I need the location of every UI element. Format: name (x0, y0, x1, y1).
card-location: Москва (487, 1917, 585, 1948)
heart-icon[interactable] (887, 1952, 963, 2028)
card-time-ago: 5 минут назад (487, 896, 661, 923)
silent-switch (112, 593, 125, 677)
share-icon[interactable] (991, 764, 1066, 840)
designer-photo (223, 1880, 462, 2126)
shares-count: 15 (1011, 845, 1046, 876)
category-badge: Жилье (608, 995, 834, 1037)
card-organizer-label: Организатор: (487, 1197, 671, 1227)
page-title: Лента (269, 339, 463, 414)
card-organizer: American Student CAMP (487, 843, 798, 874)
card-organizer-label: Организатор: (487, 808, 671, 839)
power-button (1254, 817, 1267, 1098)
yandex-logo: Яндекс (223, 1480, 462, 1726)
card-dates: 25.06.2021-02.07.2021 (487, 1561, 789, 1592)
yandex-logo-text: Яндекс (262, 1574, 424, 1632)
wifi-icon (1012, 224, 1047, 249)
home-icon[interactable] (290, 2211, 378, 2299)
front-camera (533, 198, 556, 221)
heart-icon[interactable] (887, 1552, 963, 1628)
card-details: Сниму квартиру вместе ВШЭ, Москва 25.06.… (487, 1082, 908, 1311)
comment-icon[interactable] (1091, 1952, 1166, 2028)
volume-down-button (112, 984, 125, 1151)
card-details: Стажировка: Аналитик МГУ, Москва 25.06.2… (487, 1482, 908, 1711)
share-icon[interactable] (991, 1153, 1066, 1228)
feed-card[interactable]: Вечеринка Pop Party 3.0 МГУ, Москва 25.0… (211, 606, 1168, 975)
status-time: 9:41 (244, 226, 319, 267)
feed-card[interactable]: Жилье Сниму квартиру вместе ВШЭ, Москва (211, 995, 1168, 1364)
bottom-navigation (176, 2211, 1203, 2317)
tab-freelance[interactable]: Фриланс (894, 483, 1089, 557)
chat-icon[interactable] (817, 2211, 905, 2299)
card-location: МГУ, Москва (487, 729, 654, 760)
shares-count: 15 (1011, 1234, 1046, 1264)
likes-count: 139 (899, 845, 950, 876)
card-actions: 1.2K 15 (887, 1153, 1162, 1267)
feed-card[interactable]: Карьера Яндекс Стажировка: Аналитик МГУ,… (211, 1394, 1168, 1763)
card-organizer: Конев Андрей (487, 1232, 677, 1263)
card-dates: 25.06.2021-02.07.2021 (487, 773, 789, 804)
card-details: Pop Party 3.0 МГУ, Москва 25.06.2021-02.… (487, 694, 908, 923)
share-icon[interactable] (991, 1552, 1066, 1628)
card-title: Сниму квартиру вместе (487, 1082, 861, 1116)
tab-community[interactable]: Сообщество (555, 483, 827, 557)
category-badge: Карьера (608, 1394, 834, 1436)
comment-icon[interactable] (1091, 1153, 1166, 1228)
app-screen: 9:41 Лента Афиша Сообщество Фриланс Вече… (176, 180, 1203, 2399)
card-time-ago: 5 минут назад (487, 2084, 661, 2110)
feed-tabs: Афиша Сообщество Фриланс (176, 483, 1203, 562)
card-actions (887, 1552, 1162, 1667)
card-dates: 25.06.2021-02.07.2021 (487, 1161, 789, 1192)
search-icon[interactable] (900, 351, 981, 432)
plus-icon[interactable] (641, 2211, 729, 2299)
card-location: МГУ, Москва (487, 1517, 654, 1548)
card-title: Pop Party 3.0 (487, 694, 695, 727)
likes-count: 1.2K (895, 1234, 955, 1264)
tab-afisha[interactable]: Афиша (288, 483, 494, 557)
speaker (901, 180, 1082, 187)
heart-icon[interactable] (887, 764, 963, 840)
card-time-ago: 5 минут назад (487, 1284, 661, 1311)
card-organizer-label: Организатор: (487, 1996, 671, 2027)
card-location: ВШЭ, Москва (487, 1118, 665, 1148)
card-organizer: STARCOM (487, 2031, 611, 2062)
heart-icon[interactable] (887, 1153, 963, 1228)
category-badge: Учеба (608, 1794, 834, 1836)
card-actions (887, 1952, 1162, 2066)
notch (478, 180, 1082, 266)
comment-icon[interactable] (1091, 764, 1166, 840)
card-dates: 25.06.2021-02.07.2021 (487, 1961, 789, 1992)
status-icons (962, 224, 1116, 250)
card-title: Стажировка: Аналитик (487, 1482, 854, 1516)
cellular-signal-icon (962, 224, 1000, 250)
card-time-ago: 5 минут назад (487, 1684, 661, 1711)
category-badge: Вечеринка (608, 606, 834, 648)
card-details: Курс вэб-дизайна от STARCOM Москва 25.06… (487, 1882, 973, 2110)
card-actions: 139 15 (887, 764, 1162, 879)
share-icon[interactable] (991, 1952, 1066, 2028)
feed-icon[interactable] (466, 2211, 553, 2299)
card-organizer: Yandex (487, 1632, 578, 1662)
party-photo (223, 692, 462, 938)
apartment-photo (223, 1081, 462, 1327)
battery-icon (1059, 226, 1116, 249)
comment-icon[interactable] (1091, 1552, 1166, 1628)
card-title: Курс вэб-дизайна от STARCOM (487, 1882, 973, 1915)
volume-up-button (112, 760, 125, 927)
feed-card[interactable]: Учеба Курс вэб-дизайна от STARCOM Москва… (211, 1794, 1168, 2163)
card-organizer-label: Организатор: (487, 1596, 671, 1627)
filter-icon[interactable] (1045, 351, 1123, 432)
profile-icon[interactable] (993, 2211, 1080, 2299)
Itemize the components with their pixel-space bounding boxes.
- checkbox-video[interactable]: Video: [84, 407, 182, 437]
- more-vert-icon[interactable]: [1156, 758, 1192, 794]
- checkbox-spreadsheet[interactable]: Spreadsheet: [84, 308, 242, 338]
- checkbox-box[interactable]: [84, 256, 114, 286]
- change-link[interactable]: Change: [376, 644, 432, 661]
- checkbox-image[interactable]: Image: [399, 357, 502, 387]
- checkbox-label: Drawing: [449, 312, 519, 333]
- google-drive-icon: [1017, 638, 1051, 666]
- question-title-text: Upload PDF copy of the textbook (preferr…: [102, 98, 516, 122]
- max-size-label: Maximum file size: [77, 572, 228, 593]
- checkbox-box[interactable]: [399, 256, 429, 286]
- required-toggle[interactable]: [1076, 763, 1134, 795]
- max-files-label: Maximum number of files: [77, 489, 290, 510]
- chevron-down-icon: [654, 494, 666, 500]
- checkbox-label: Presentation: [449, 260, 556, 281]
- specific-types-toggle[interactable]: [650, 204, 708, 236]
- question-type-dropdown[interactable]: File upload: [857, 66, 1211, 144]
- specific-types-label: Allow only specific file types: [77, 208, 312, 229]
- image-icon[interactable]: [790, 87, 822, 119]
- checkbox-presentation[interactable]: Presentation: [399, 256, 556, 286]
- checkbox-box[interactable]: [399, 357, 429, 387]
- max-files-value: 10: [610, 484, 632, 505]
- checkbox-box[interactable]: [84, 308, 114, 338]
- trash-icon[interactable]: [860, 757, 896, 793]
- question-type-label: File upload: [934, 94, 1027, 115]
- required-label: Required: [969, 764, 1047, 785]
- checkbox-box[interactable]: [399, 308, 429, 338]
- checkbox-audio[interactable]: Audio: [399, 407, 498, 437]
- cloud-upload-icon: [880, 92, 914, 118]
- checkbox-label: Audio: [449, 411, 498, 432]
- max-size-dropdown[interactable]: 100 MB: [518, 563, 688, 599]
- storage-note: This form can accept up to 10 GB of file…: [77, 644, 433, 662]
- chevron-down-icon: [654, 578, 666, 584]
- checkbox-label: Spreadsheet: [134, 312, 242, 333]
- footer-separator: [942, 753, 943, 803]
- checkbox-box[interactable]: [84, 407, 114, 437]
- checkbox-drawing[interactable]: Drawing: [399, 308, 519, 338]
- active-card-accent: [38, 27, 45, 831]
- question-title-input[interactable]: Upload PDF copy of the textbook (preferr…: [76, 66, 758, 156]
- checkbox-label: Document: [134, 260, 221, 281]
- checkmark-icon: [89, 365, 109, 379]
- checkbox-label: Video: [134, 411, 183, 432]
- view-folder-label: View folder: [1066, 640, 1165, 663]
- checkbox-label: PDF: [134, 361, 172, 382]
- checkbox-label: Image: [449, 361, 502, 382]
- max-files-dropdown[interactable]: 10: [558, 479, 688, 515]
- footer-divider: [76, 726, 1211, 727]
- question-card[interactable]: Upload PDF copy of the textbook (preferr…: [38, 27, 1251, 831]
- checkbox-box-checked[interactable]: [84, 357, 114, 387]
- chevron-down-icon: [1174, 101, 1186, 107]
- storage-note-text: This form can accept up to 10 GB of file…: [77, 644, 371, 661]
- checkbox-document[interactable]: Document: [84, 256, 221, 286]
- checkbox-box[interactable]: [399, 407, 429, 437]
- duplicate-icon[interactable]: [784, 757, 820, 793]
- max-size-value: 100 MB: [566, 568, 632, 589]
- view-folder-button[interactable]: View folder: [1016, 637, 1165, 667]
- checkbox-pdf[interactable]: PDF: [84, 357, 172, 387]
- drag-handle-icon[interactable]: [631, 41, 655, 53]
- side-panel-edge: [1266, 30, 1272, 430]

————

__Prompt__. Please pull out each line above that contains the string "Стажировка" and copy it in full. Case counts, so skip any line where the string appears with different capitalization.

__Exercise response__.
card-details: Стажировка: Аналитик МГУ, Москва 25.06.2… (487, 1482, 908, 1711)
feed-card[interactable]: Карьера Яндекс Стажировка: Аналитик МГУ,… (211, 1394, 1168, 1763)
card-title: Стажировка: Аналитик (487, 1482, 854, 1516)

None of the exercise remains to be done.